[DATA RECORDS]
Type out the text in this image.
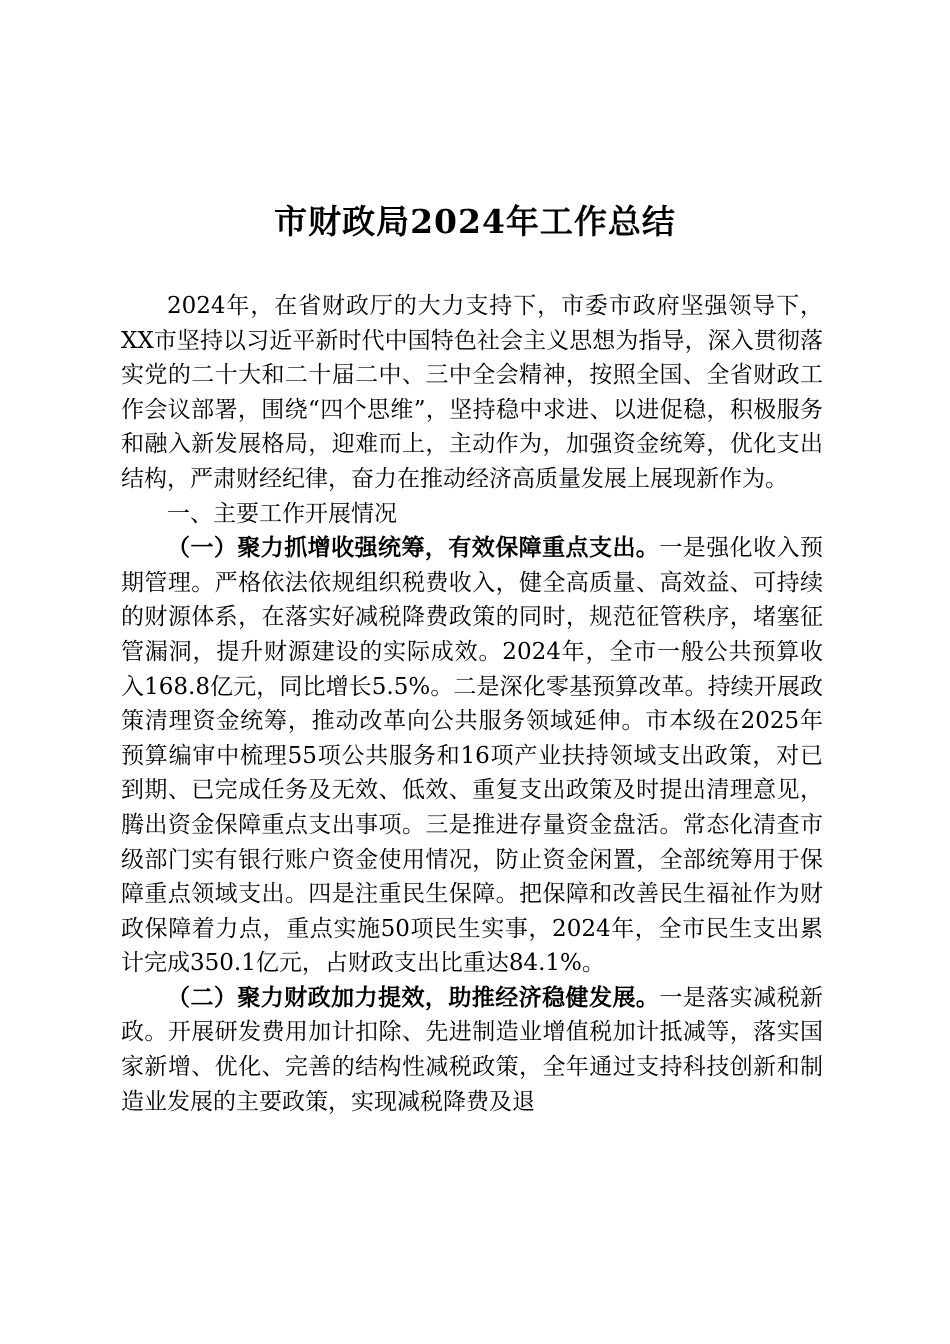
市财政局2024年工作总结

2024年，在省财政厅的大力支持下，市委市政府坚强领导下，XX市坚持以习近平新时代中国特色社会主义思想为指导，深入贯彻落实党的二十大和二十届二中、三中全会精神，按照全国、全省财政工作会议部署，围绕“四个思维”，坚持稳中求进、以进促稳，积极服务和融入新发展格局，迎难而上，主动作为，加强资金统筹，优化支出结构，严肃财经纪律，奋力在推动经济高质量发展上展现新作为。

一、主要工作开展情况

（一）聚力抓增收强统筹，有效保障重点支出。一是强化收入预期管理。严格依法依规组织税费收入，健全高质量、高效益、可持续的财源体系，在落实好减税降费政策的同时，规范征管秩序，堵塞征管漏洞，提升财源建设的实际成效。2024年，全市一般公共预算收入168.8亿元，同比增长5.5%。二是深化零基预算改革。持续开展政策清理资金统筹，推动改革向公共服务领域延伸。市本级在2025年预算编审中梳理55项公共服务和16项产业扶持领域支出政策，对已到期、已完成任务及无效、低效、重复支出政策及时提出清理意见，腾出资金保障重点支出事项。三是推进存量资金盘活。常态化清查市级部门实有银行账户资金使用情况，防止资金闲置，全部统筹用于保障重点领域支出。四是注重民生保障。把保障和改善民生福祉作为财政保障着力点，重点实施50项民生实事，2024年，全市民生支出累计完成350.1亿元，占财政支出比重达84.1%。

（二）聚力财政加力提效，助推经济稳健发展。一是落实减税新政。开展研发费用加计扣除、先进制造业增值税加计抵减等，落实国家新增、优化、完善的结构性减税政策，全年通过支持科技创新和制造业发展的主要政策，实现减税降费及退
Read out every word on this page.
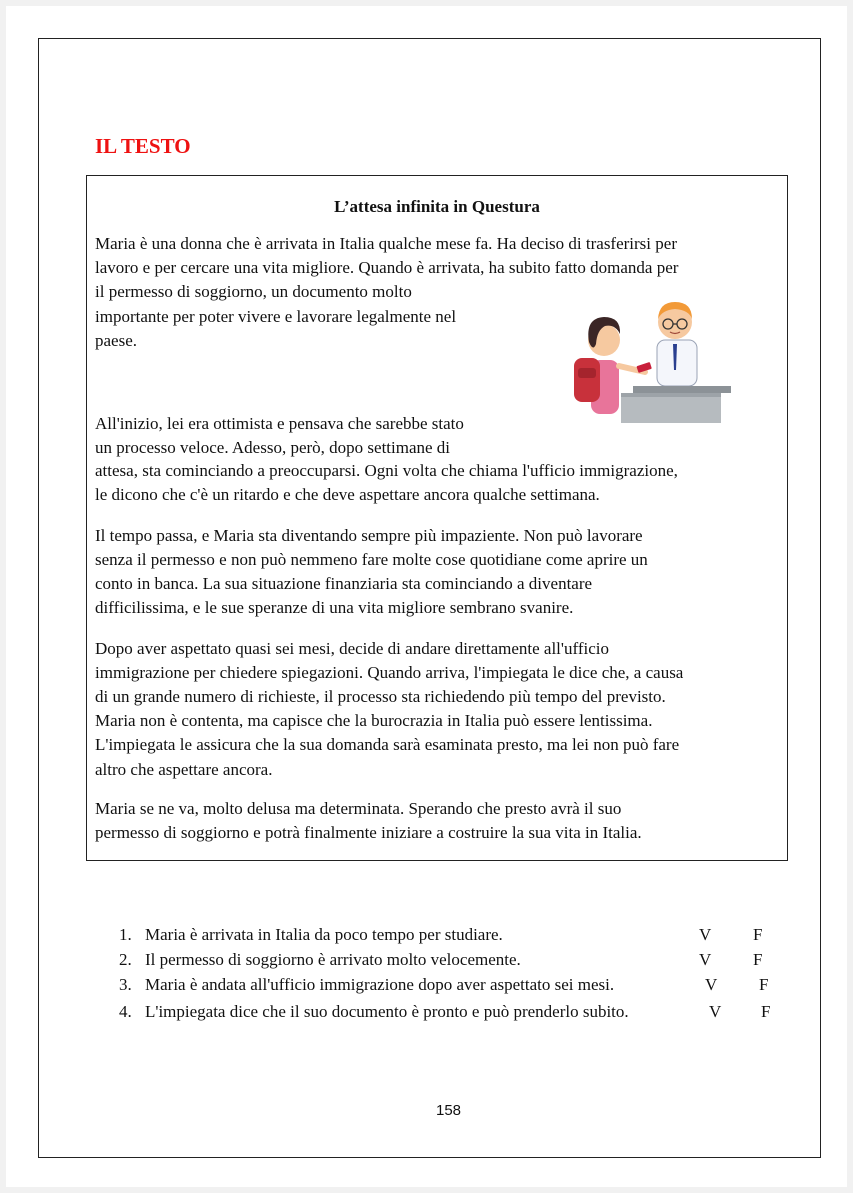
IL TESTO
L’attesa infinita in Questura
Maria è una donna che è arrivata in Italia qualche mese fa. Ha deciso di trasferirsi per
lavoro e per cercare una vita migliore. Quando è arrivata, ha subito fatto domanda per
il permesso di soggiorno, un documento molto
importante per poter vivere e lavorare legalmente nel
paese.
All'inizio, lei era ottimista e pensava che sarebbe stato
un processo veloce. Adesso, però, dopo settimane di
attesa, sta cominciando a preoccuparsi. Ogni volta che chiama l'ufficio immigrazione,
le dicono che c'è un ritardo e che deve aspettare ancora qualche settimana.
Il tempo passa, e Maria sta diventando sempre più impaziente. Non può lavorare
senza il permesso e non può nemmeno fare molte cose quotidiane come aprire un
conto in banca. La sua situazione finanziaria sta cominciando a diventare
difficilissima, e le sue speranze di una vita migliore sembrano svanire.
Dopo aver aspettato quasi sei mesi, decide di andare direttamente all'ufficio
immigrazione per chiedere spiegazioni. Quando arriva, l'impiegata le dice che, a causa
di un grande numero di richieste, il processo sta richiedendo più tempo del previsto.
Maria non è contenta, ma capisce che la burocrazia in Italia può essere lentissima.
L'impiegata le assicura che la sua domanda sarà esaminata presto, ma lei non può fare
altro che aspettare ancora.
Maria se ne va, molto delusa ma determinata. Sperando che presto avrà il suo
permesso di soggiorno e potrà finalmente iniziare a costruire la sua vita in Italia.
1. Maria è arrivata in Italia da poco tempo per studiare.	V F
2. Il permesso di soggiorno è arrivato molto velocemente.	V F
3. Maria è andata all'ufficio immigrazione dopo aver aspettato sei mesi.	V F
4. L'impiegata dice che il suo documento è pronto e può prenderlo subito.	V F
158
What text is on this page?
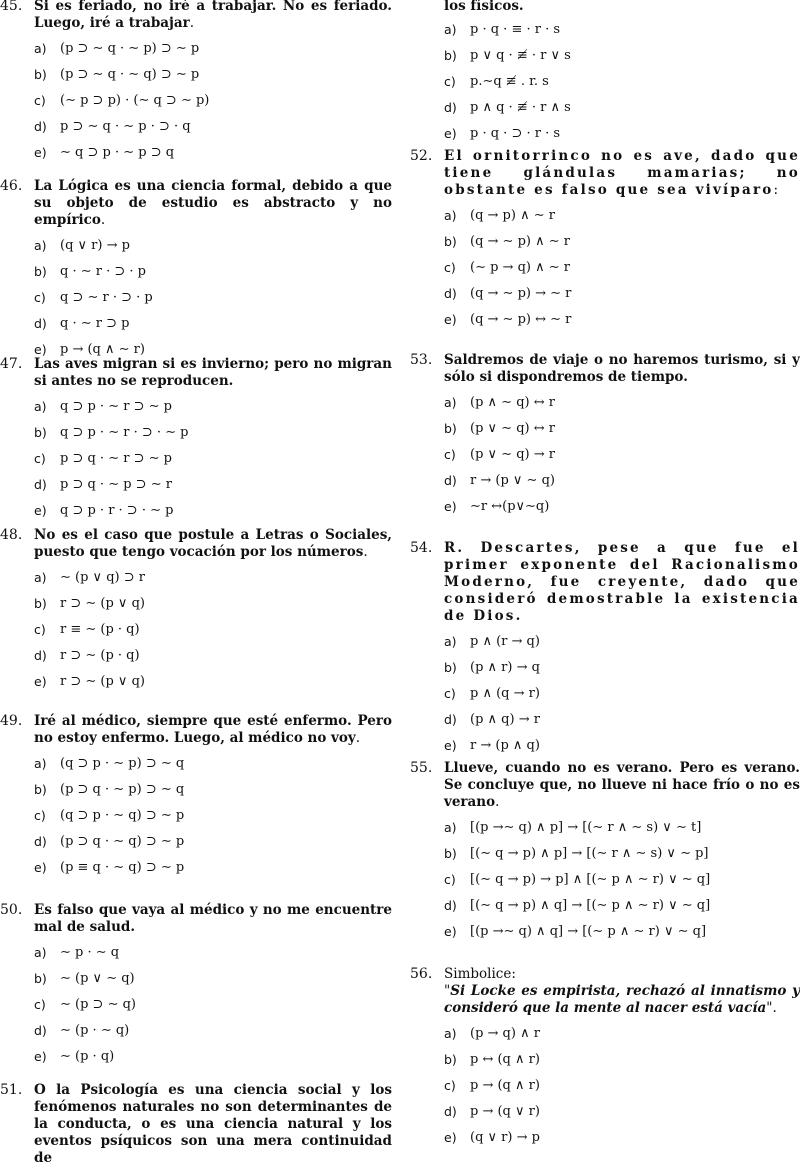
45. Si es feriado, no iré a trabajar. No es feriado. Luego, iré a trabajar.
a)	(p ⊃ ∼ q · ∼ p) ⊃ ∼ p
b)	(p ⊃ ∼ q · ∼ q) ⊃ ∼ p
c)	(∼ p ⊃ p) · (∼ q ⊃ ∼ p)
d)	p ⊃ ∼ q · ∼ p · ⊃ · q
e)	∼ q ⊃ p · ∼ p ⊃ q
46. La Lógica es una ciencia formal, debido a que su objeto de estudio es abstracto y no empírico.
a)	(q ∨ r) → p
b)	q · ∼ r · ⊃ · p
c)	q ⊃ ∼ r · ⊃ · p
d)	q · ∼ r ⊃ p
e)	p → (q ∧ ∼ r)
47. Las aves migran si es invierno; pero no migran si antes no se reproducen.
a)	q ⊃ p · ∼ r ⊃ ∼ p
b)	q ⊃ p · ∼ r · ⊃ · ∼ p
c)	p ⊃ q · ∼ r ⊃ ∼ p
d)	p ⊃ q · ∼ p ⊃ ∼ r
e)	q ⊃ p · r · ⊃ · ∼ p
48. No es el caso que postule a Letras o Sociales, puesto que tengo vocación por los números.
a)	∼ (p ∨ q) ⊃ r
b)	r ⊃ ∼ (p ∨ q)
c)	r ≡ ∼ (p · q)
d)	r ⊃ ∼ (p · q)
e)	r ⊃ ∼ (p ∨ q)
49. Iré al médico, siempre que esté enfermo. Pero no estoy enfermo. Luego, al médico no voy.
a)	(q ⊃ p · ∼ p) ⊃ ∼ q
b)	(p ⊃ q · ∼ p) ⊃ ∼ q
c)	(q ⊃ p · ∼ q) ⊃ ∼ p
d)	(p ⊃ q · ∼ q) ⊃ ∼ p
e)	(p ≡ q · ∼ q) ⊃ ∼ p
50. Es falso que vaya al médico y no me encuentre mal de salud.
a)	∼ p · ∼ q
b)	∼ (p ∨ ∼ q)
c)	∼ (p ⊃ ∼ q)
d)	∼ (p · ∼ q)
e)	∼ (p · q)
51. O la Psicología es una ciencia social y los fenómenos naturales no son determinantes de la conducta, o es una ciencia natural y los eventos psíquicos son una mera continuidad de
los físicos.
a)	p · q · ≡ · r · s
b)	p ∨ q · ≢ · r ∨ s
c)	p.∼q ≢ . r. s
d)	p ∧ q · ≢ · r ∧ s
e)	p · q · ⊃ · r · s
52. El ornitorrinco no es ave, dado que tiene glándulas mamarias; no obstante es falso que sea vivíparo:
a)	(q → p) ∧ ∼ r
b)	(q → ∼ p) ∧ ∼ r
c)	(∼ p → q) ∧ ∼ r
d)	(q → ∼ p) → ∼ r
e)	(q → ∼ p) ↔ ∼ r
53. Saldremos de viaje o no haremos turismo, si y sólo si dispondremos de tiempo.
a)	(p ∧ ∼ q) ↔ r
b)	(p ∨ ∼ q) ↔ r
c)	(p ∨ ∼ q) → r
d)	r → (p ∨ ∼ q)
e)	∼r ↔(p∨∼q)
54. R. Descartes, pese a que fue el primer exponente del Racionalismo Moderno, fue creyente, dado que consideró demostrable la existencia de Dios.
a)	p ∧ (r → q)
b)	(p ∧ r) → q
c)	p ∧ (q → r)
d)	(p ∧ q) → r
e)	r → (p ∧ q)
55. Llueve, cuando no es verano. Pero es verano. Se concluye que, no llueve ni hace frío o no es verano.
a)	[(p →∼ q) ∧ p] → [(∼ r ∧ ∼ s) ∨ ∼ t]
b)	[(∼ q → p) ∧ p] → [(∼ r ∧ ∼ s) ∨ ∼ p]
c)	[(∼ q → p) → p] ∧ [(∼ p ∧ ∼ r) ∨ ∼ q]
d)	[(∼ q → p) ∧ q] → [(∼ p ∧ ∼ r) ∨ ∼ q]
e)	[(p →∼ q) ∧ q] → [(∼ p ∧ ∼ r) ∨ ∼ q]
56. Simbolice:
"Si Locke es empirista, rechazó al innatismo y consideró que la mente al nacer está vacía".
a)	(p → q) ∧ r
b)	p ↔ (q ∧ r)
c)	p → (q ∧ r)
d)	p → (q ∨ r)
e)	(q ∨ r) → p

[WRITTEN REQUEST]
Where a line holds "consideró", copy that line.

[OUTPUT BELOW]
54. R. Descartes, pese a que fue el primer exponente del Racionalismo Moderno, fue creyente, dado que consideró demostrable la existencia de Dios.
"Si Locke es empirista, rechazó al innatismo y consideró que la mente al nacer está vacía".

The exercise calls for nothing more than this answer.